Identify each line below that contains the word "name", and copy it out.

[Dataset excerpts start]

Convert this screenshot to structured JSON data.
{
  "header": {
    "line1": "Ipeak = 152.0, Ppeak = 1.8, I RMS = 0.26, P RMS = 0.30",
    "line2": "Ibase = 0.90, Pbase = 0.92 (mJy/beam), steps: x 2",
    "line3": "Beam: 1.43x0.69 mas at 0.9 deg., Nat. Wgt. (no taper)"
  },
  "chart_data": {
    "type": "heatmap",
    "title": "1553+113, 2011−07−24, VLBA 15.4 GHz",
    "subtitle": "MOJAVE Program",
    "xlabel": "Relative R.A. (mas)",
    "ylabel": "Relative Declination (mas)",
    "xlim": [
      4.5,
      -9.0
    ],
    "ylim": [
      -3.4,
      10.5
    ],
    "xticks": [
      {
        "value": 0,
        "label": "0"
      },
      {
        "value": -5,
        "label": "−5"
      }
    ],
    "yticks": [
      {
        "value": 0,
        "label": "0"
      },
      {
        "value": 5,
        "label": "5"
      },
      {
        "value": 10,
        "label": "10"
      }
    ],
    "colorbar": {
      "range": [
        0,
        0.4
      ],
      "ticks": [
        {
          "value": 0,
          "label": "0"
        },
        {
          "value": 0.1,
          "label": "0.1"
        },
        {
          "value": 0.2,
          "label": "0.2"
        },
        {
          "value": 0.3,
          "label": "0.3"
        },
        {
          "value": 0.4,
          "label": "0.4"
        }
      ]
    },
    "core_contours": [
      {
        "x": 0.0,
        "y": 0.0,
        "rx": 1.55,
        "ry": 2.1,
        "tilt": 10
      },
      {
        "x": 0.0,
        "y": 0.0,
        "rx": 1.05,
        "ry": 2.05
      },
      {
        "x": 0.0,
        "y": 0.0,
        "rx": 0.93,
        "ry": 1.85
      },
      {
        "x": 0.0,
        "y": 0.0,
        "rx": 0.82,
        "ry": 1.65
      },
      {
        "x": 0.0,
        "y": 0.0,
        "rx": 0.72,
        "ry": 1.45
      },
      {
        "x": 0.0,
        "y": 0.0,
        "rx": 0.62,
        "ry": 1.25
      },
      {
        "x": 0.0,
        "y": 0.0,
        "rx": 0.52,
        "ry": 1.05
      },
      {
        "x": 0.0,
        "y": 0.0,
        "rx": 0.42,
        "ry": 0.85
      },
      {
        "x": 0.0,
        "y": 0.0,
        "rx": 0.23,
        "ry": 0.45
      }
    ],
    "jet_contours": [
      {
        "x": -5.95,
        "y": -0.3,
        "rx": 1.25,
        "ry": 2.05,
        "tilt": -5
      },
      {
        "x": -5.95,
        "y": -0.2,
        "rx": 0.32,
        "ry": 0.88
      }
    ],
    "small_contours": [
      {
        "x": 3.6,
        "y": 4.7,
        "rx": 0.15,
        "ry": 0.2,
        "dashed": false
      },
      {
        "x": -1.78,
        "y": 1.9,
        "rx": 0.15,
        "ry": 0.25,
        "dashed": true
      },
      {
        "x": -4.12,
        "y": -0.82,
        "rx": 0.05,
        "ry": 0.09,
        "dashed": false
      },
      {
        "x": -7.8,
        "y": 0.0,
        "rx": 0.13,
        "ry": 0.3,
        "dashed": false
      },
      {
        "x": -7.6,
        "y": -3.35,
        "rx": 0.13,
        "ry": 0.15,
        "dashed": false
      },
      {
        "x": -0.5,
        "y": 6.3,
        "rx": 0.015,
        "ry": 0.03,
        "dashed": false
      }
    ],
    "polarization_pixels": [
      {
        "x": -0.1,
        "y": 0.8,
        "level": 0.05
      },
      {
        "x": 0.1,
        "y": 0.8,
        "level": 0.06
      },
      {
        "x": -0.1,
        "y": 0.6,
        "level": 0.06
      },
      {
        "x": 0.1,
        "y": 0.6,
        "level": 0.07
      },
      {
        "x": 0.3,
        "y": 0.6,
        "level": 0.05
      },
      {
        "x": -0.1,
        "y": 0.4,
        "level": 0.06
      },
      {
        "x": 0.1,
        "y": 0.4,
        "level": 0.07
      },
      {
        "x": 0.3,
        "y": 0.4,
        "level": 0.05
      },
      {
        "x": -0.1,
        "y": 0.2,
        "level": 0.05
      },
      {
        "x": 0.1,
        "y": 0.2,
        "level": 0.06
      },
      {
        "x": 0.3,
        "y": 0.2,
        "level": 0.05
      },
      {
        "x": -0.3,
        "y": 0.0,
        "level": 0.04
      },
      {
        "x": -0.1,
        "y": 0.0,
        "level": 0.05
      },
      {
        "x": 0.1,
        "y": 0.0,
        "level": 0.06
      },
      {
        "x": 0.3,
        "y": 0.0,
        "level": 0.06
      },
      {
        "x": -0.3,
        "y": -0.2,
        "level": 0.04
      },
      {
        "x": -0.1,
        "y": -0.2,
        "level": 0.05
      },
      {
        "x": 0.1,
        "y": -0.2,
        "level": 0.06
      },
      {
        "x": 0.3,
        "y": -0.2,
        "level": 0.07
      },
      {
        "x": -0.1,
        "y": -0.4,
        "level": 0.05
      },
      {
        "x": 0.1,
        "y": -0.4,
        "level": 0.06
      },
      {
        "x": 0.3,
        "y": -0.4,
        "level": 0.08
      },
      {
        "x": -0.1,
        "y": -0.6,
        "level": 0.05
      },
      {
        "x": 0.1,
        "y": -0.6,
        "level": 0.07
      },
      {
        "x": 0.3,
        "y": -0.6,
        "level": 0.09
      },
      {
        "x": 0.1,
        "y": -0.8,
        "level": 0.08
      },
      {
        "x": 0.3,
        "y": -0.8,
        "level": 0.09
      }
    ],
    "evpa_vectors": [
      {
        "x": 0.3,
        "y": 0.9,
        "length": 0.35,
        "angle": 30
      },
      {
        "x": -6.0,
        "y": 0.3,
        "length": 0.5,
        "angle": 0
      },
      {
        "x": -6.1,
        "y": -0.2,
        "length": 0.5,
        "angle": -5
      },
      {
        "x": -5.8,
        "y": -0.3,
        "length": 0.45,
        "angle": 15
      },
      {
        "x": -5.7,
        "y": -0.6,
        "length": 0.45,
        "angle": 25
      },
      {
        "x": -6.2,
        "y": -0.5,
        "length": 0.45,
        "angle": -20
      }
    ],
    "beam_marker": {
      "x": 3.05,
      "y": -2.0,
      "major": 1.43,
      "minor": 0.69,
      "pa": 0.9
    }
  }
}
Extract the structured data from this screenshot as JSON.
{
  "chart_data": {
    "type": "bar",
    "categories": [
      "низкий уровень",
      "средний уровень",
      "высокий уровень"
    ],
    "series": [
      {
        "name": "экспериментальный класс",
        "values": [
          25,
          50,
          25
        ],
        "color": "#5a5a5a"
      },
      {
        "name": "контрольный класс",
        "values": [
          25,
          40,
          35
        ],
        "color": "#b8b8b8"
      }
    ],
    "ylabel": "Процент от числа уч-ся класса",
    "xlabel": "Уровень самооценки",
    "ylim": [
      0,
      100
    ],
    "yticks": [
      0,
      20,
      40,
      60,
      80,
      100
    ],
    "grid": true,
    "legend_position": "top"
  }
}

[Dataset excerpts end]

◆ **Output of the exercise**
        "name": "экспериментальный класс",
        "name": "контрольный класс",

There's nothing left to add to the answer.